A number of factors dictate the choice for the initial ACL reconstruction. Dr Frank Noyes explains...

First published 2008, and reviewed August 2023 by Dr Sheila Strover (Clinical Editor)

 

These days, most ACL procedures are performed using human tissue harvested from the patient or a donor.

Even in the case of a fresh autograft harvested from the patient at the time of surgery, the piece of tissue is not attached to any blood supply and not covered with the normal synovial cell lining of the natural ACL.

After an ACL autograft operation, the new 'ligament' is at its strongest on the first post-operative day. For the first few weeks, it progressively weakens as the cells are starved of their original blood supply. As a new blood supply grows in - and new cells replace the old - the ligament regains its strength and remodels itself.

Revascularisation

Before the ligament can function like a normal ligament, it needs to grow a blood supply, a process known as 'revascularisation'.

▸ REQUIRED WORK: Please list, in order, each change the ACL reconstruction text describes in the new ligament after an ACL autograft operation.

[Records from a data source]
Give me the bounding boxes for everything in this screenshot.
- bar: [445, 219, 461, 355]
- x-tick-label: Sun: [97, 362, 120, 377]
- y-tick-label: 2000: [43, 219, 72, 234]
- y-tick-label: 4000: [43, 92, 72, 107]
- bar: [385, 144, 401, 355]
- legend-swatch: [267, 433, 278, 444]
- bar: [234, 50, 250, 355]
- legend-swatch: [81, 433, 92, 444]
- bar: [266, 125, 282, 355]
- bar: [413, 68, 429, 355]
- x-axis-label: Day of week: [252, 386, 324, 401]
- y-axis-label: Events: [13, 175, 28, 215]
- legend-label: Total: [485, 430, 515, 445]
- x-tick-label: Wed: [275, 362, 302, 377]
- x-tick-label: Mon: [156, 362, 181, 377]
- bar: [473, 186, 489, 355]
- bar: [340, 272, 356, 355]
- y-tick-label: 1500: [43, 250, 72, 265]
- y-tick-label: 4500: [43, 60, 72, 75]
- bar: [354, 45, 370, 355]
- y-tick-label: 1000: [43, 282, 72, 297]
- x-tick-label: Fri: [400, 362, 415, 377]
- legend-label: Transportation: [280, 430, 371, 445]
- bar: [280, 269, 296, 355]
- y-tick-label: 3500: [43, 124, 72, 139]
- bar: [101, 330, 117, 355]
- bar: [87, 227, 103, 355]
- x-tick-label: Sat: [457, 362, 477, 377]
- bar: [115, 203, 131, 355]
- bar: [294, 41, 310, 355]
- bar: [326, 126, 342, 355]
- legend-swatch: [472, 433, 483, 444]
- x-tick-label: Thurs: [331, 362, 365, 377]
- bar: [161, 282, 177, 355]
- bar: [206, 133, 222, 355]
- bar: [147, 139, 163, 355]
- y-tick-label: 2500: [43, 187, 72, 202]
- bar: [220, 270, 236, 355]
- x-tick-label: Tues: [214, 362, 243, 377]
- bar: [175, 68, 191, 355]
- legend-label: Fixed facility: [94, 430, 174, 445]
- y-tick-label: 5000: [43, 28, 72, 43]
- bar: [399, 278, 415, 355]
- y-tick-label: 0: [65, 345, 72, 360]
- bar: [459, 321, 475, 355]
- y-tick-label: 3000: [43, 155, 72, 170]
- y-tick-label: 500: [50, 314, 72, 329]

▸ RESULT OF THE EXERCISE:
- It is at its strongest on the first post-operative day.
- For the first few weeks, it progressively weakens as the cells are starved of their original blood supply.
- A new blood supply grows in and new cells replace the old.
- It regains its strength and remodels itself.